Prompt: Reproduce every record exactly as it appears, but not the pictures.
■ ■ ■
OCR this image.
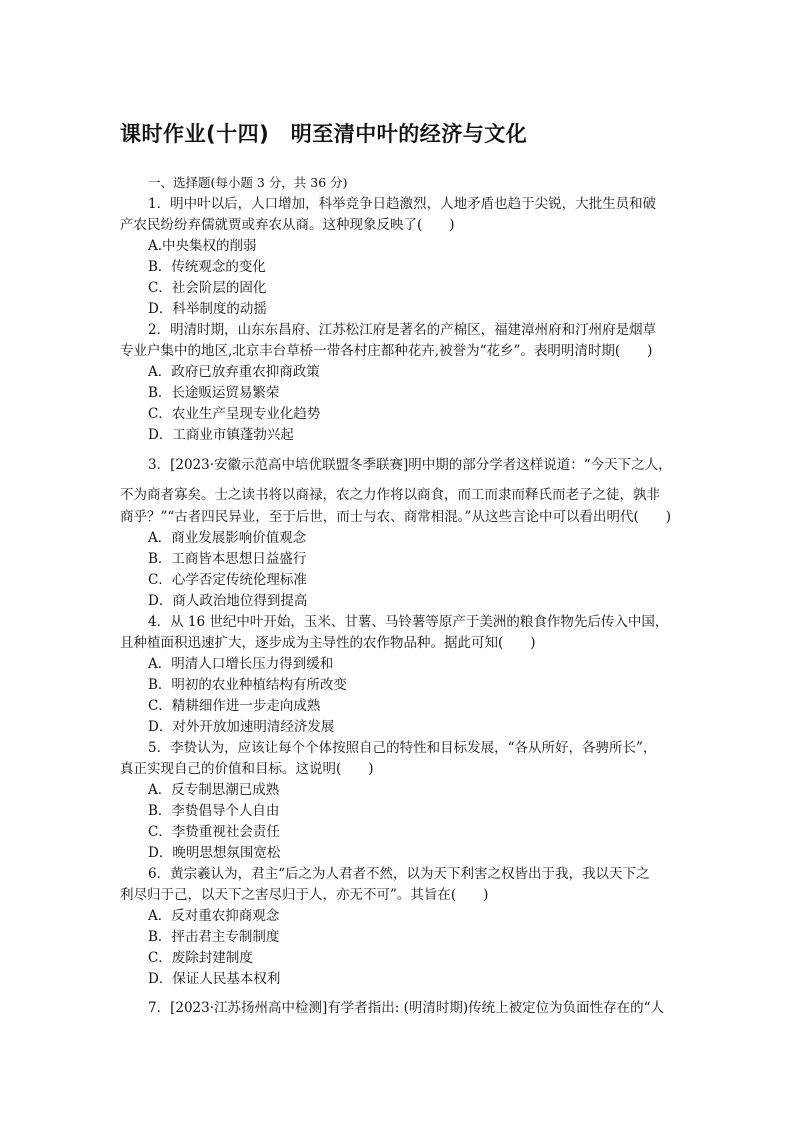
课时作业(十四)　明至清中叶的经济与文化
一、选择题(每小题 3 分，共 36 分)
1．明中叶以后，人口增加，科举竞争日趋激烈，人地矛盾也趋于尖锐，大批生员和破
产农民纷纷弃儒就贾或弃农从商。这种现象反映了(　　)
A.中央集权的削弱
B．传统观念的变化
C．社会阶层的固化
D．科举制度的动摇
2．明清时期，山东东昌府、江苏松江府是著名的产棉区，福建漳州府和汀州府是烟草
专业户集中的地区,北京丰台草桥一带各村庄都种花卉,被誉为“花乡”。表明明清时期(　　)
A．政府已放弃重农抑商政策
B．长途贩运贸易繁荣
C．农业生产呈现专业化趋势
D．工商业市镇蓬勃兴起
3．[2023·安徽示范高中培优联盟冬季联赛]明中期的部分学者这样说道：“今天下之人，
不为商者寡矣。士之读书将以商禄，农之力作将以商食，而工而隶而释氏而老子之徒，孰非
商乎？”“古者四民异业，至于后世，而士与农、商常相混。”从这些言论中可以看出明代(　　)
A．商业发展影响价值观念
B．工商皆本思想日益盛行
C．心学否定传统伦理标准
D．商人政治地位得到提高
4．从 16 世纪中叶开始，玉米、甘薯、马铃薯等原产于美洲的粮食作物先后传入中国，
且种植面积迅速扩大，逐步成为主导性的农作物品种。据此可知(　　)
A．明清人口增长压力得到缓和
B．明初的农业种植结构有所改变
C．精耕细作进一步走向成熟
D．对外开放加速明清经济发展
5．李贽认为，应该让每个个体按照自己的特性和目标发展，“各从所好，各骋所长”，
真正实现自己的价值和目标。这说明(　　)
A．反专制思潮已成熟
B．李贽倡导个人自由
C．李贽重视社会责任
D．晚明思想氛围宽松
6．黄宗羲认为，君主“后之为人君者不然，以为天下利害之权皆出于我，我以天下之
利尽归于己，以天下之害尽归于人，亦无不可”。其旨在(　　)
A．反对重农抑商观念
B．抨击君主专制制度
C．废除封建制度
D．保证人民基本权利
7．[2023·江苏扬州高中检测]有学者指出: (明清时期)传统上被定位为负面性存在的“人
■ ■ ■
Expected output:
OCR this image.
课时作业(十四)　明至清中叶的经济与文化
一、选择题(每小题 3 分，共 36 分)
1．明中叶以后，人口增加，科举竞争日趋激烈，人地矛盾也趋于尖锐，大批生员和破
产农民纷纷弃儒就贾或弃农从商。这种现象反映了(　　)
A.中央集权的削弱
B．传统观念的变化
C．社会阶层的固化
D．科举制度的动摇
2．明清时期，山东东昌府、江苏松江府是著名的产棉区，福建漳州府和汀州府是烟草
专业户集中的地区,北京丰台草桥一带各村庄都种花卉,被誉为“花乡”。表明明清时期(　　)
A．政府已放弃重农抑商政策
B．长途贩运贸易繁荣
C．农业生产呈现专业化趋势
D．工商业市镇蓬勃兴起
3．[2023·安徽示范高中培优联盟冬季联赛]明中期的部分学者这样说道：“今天下之人，
不为商者寡矣。士之读书将以商禄，农之力作将以商食，而工而隶而释氏而老子之徒，孰非
商乎？”“古者四民异业，至于后世，而士与农、商常相混。”从这些言论中可以看出明代(　　)
A．商业发展影响价值观念
B．工商皆本思想日益盛行
C．心学否定传统伦理标准
D．商人政治地位得到提高
4．从 16 世纪中叶开始，玉米、甘薯、马铃薯等原产于美洲的粮食作物先后传入中国，
且种植面积迅速扩大，逐步成为主导性的农作物品种。据此可知(　　)
A．明清人口增长压力得到缓和
B．明初的农业种植结构有所改变
C．精耕细作进一步走向成熟
D．对外开放加速明清经济发展
5．李贽认为，应该让每个个体按照自己的特性和目标发展，“各从所好，各骋所长”，
真正实现自己的价值和目标。这说明(　　)
A．反专制思潮已成熟
B．李贽倡导个人自由
C．李贽重视社会责任
D．晚明思想氛围宽松
6．黄宗羲认为，君主“后之为人君者不然，以为天下利害之权皆出于我，我以天下之
利尽归于己，以天下之害尽归于人，亦无不可”。其旨在(　　)
A．反对重农抑商观念
B．抨击君主专制制度
C．废除封建制度
D．保证人民基本权利
7．[2023·江苏扬州高中检测]有学者指出: (明清时期)传统上被定位为负面性存在的“人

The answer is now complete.